** Start Supplied records **
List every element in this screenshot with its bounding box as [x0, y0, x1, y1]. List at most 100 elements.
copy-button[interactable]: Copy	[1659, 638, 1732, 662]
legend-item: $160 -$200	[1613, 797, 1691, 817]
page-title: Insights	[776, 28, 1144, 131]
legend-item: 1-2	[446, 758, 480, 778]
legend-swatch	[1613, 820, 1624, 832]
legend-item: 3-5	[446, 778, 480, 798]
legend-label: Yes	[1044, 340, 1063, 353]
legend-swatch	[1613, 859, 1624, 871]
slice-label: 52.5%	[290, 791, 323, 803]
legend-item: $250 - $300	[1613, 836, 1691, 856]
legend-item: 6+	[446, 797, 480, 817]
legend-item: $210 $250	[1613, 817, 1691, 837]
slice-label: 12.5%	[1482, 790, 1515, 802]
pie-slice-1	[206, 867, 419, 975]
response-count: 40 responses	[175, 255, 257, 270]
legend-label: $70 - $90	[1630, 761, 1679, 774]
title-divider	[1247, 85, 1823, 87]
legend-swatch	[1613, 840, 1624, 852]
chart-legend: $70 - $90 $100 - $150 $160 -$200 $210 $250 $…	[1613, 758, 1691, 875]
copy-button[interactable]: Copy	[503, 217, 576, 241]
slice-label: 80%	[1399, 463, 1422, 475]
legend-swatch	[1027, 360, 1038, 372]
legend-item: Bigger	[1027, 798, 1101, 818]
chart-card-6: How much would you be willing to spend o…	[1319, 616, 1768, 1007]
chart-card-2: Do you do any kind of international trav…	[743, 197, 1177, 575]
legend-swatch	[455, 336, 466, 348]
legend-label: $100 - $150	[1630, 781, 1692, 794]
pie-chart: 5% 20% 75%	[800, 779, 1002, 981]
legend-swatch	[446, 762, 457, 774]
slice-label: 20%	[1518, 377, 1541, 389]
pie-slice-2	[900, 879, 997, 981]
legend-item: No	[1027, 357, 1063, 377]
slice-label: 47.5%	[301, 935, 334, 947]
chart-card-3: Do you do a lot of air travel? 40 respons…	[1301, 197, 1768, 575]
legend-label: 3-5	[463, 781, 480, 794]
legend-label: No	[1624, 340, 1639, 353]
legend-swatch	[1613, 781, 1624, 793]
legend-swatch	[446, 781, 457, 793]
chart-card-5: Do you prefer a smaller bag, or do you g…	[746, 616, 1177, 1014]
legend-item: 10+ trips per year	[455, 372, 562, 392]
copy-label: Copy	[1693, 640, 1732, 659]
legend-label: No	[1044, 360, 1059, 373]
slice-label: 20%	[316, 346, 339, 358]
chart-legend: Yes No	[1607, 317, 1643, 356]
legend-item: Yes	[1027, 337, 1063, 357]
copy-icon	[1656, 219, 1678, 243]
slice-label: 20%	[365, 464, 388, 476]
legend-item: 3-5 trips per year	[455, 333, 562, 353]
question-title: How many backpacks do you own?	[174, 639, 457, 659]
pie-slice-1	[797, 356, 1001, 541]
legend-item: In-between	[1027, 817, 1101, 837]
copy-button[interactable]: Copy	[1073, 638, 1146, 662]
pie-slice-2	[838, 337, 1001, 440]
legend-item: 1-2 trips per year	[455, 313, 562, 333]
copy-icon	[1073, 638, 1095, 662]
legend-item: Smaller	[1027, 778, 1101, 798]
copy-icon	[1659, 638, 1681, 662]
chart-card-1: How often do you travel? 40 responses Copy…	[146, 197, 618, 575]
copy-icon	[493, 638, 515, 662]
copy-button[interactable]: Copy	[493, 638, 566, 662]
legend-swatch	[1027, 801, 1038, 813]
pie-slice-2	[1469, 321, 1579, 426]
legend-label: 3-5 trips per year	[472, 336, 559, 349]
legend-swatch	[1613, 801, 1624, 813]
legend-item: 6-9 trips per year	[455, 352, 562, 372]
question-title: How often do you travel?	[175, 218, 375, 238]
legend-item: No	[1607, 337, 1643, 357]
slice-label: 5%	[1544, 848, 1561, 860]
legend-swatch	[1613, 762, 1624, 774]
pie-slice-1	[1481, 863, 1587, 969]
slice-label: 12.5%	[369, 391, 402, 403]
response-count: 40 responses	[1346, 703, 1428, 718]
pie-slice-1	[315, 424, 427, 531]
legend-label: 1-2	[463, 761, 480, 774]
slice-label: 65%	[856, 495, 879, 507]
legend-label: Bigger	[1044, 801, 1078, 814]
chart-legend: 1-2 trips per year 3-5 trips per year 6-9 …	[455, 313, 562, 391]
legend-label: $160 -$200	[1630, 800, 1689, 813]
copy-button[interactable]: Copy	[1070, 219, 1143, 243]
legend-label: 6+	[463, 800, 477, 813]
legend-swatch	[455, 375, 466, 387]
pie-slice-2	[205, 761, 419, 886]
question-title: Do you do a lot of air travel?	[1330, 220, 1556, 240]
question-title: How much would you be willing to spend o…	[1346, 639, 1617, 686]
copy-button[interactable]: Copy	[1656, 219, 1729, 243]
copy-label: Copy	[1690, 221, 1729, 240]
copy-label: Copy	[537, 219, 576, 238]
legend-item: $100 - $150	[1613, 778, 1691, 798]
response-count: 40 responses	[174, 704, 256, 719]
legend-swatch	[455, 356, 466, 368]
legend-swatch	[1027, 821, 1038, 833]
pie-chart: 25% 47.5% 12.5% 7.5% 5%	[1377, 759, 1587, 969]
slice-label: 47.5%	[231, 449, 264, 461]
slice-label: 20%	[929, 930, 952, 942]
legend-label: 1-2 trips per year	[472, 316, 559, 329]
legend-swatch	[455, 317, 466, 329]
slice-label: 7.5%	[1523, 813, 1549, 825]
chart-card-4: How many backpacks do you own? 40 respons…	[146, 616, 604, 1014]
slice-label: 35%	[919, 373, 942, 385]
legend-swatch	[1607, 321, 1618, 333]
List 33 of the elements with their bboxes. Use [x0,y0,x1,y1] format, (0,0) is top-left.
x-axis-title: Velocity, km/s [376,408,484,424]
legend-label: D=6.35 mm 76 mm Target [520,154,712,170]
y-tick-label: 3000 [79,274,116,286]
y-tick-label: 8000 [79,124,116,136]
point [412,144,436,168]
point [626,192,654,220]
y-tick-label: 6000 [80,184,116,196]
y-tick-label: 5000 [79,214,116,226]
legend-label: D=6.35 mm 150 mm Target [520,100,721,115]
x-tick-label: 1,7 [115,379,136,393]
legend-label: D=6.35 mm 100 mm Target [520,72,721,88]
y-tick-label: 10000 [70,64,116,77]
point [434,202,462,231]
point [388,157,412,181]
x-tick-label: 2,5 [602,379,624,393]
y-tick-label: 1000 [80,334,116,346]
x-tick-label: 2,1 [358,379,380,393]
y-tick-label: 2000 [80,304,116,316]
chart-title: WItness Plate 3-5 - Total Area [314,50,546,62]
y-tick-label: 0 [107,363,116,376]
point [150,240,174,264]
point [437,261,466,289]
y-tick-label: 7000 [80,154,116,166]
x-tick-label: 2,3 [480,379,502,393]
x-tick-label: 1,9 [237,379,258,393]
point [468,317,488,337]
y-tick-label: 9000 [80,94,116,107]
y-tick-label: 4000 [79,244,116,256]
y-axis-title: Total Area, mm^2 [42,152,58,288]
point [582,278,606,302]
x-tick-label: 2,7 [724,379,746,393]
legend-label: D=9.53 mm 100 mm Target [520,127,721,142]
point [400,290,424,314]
** End Supplied records **
■ What is asked
Reproduce all the data above, changing each "slice-label" to "percent-label" and leaving every other part unchanged.

■ Solution for this exercise
List every element in this screenshot with its bounding box as [x0, y0, x1, y1]. List at most 100 elements.
copy-button[interactable]: Copy	[1659, 638, 1732, 662]
legend-item: $160 -$200	[1613, 797, 1691, 817]
page-title: Insights	[776, 28, 1144, 131]
legend-item: 1-2	[446, 758, 480, 778]
legend-swatch	[1613, 820, 1624, 832]
legend-item: 3-5	[446, 778, 480, 798]
legend-label: Yes	[1044, 340, 1063, 353]
legend-swatch	[1613, 859, 1624, 871]
percent-label: 52.5%	[290, 791, 323, 803]
legend-item: $250 - $300	[1613, 836, 1691, 856]
legend-item: 6+	[446, 797, 480, 817]
legend-item: $210 $250	[1613, 817, 1691, 837]
percent-label: 12.5%	[1482, 790, 1515, 802]
pie-slice-1	[206, 867, 419, 975]
response-count: 40 responses	[175, 255, 257, 270]
legend-label: $70 - $90	[1630, 761, 1679, 774]
title-divider	[1247, 85, 1823, 87]
legend-swatch	[1613, 840, 1624, 852]
chart-legend: $70 - $90 $100 - $150 $160 -$200 $210 $250 $…	[1613, 758, 1691, 875]
copy-button[interactable]: Copy	[503, 217, 576, 241]
percent-label: 80%	[1399, 463, 1422, 475]
legend-swatch	[1027, 360, 1038, 372]
legend-item: Bigger	[1027, 798, 1101, 818]
chart-card-6: How much would you be willing to spend o…	[1319, 616, 1768, 1007]
chart-card-2: Do you do any kind of international trav…	[743, 197, 1177, 575]
legend-swatch	[455, 336, 466, 348]
legend-label: $100 - $150	[1630, 781, 1692, 794]
pie-chart: 5% 20% 75%	[800, 779, 1002, 981]
legend-swatch	[446, 762, 457, 774]
percent-label: 20%	[1518, 377, 1541, 389]
pie-slice-2	[900, 879, 997, 981]
legend-item: No	[1027, 357, 1063, 377]
percent-label: 47.5%	[301, 935, 334, 947]
chart-card-3: Do you do a lot of air travel? 40 respons…	[1301, 197, 1768, 575]
legend-label: 3-5	[463, 781, 480, 794]
legend-label: No	[1624, 340, 1639, 353]
legend-swatch	[1613, 781, 1624, 793]
legend-swatch	[446, 781, 457, 793]
chart-card-5: Do you prefer a smaller bag, or do you g…	[746, 616, 1177, 1014]
legend-item: 10+ trips per year	[455, 372, 562, 392]
copy-label: Copy	[1693, 640, 1732, 659]
legend-label: No	[1044, 360, 1059, 373]
percent-label: 20%	[316, 346, 339, 358]
chart-legend: Yes No	[1607, 317, 1643, 356]
legend-item: Yes	[1027, 337, 1063, 357]
copy-icon	[1656, 219, 1678, 243]
percent-label: 20%	[365, 464, 388, 476]
legend-item: 3-5 trips per year	[455, 333, 562, 353]
question-title: How many backpacks do you own?	[174, 639, 457, 659]
pie-slice-1	[797, 356, 1001, 541]
legend-item: In-between	[1027, 817, 1101, 837]
copy-button[interactable]: Copy	[1073, 638, 1146, 662]
pie-slice-2	[838, 337, 1001, 440]
legend-item: 1-2 trips per year	[455, 313, 562, 333]
copy-icon	[1073, 638, 1095, 662]
legend-item: Smaller	[1027, 778, 1101, 798]
copy-icon	[1659, 638, 1681, 662]
chart-card-1: How often do you travel? 40 responses Copy…	[146, 197, 618, 575]
copy-icon	[493, 638, 515, 662]
copy-button[interactable]: Copy	[493, 638, 566, 662]
legend-swatch	[1027, 801, 1038, 813]
pie-slice-2	[1469, 321, 1579, 426]
legend-label: 3-5 trips per year	[472, 336, 559, 349]
legend-swatch	[1613, 801, 1624, 813]
legend-item: 6-9 trips per year	[455, 352, 562, 372]
question-title: How often do you travel?	[175, 218, 375, 238]
legend-item: No	[1607, 337, 1643, 357]
percent-label: 5%	[1544, 848, 1561, 860]
legend-swatch	[1613, 762, 1624, 774]
pie-slice-1	[1481, 863, 1587, 969]
percent-label: 12.5%	[369, 391, 402, 403]
response-count: 40 responses	[1346, 703, 1428, 718]
pie-slice-1	[315, 424, 427, 531]
legend-label: 1-2	[463, 761, 480, 774]
percent-label: 65%	[856, 495, 879, 507]
legend-label: Bigger	[1044, 801, 1078, 814]
chart-legend: 1-2 trips per year 3-5 trips per year 6-9 …	[455, 313, 562, 391]
legend-label: $160 -$200	[1630, 800, 1689, 813]
copy-button[interactable]: Copy	[1070, 219, 1143, 243]
legend-label: 6+	[463, 800, 477, 813]
legend-swatch	[455, 375, 466, 387]
pie-slice-2	[205, 761, 419, 886]
question-title: Do you do a lot of air travel?	[1330, 220, 1556, 240]
question-title: How much would you be willing to spend o…	[1346, 639, 1617, 686]
copy-button[interactable]: Copy	[1656, 219, 1729, 243]
copy-label: Copy	[1690, 221, 1729, 240]
copy-label: Copy	[537, 219, 576, 238]
legend-item: $100 - $150	[1613, 778, 1691, 798]
response-count: 40 responses	[174, 704, 256, 719]
legend-swatch	[455, 356, 466, 368]
legend-swatch	[1027, 821, 1038, 833]
pie-chart: 25% 47.5% 12.5% 7.5% 5%	[1377, 759, 1587, 969]
percent-label: 47.5%	[231, 449, 264, 461]
percent-label: 20%	[929, 930, 952, 942]
legend-label: 1-2 trips per year	[472, 316, 559, 329]
legend-swatch	[455, 317, 466, 329]
percent-label: 7.5%	[1523, 813, 1549, 825]
chart-card-4: How many backpacks do you own? 40 respons…	[146, 616, 604, 1014]
percent-label: 35%	[919, 373, 942, 385]
legend-swatch	[1607, 321, 1618, 333]
List 33 of the elements with their bboxes. Use [x0,y0,x1,y1] format, (0,0) is top-left.
x-axis-title: Velocity, km/s [376,408,484,424]
legend-label: D=6.35 mm 76 mm Target [520,154,712,170]
y-tick-label: 3000 [79,274,116,286]
y-tick-label: 8000 [79,124,116,136]
point [412,144,436,168]
point [626,192,654,220]
y-tick-label: 6000 [80,184,116,196]
y-tick-label: 5000 [79,214,116,226]
legend-label: D=6.35 mm 150 mm Target [520,100,721,115]
x-tick-label: 1,7 [115,379,136,393]
legend-label: D=6.35 mm 100 mm Target [520,72,721,88]
y-tick-label: 10000 [70,64,116,77]
point [434,202,462,231]
point [388,157,412,181]
x-tick-label: 2,5 [602,379,624,393]
y-tick-label: 1000 [80,334,116,346]
x-tick-label: 2,1 [358,379,380,393]
y-tick-label: 2000 [80,304,116,316]
chart-title: WItness Plate 3-5 - Total Area [314,50,546,62]
y-tick-label: 0 [107,363,116,376]
point [150,240,174,264]
point [437,261,466,289]
y-tick-label: 7000 [80,154,116,166]
x-tick-label: 2,3 [480,379,502,393]
x-tick-label: 1,9 [237,379,258,393]
point [468,317,488,337]
y-tick-label: 9000 [80,94,116,107]
y-tick-label: 4000 [79,244,116,256]
y-axis-title: Total Area, mm^2 [42,152,58,288]
point [582,278,606,302]
x-tick-label: 2,7 [724,379,746,393]
legend-label: D=9.53 mm 100 mm Target [520,127,721,142]
point [400,290,424,314]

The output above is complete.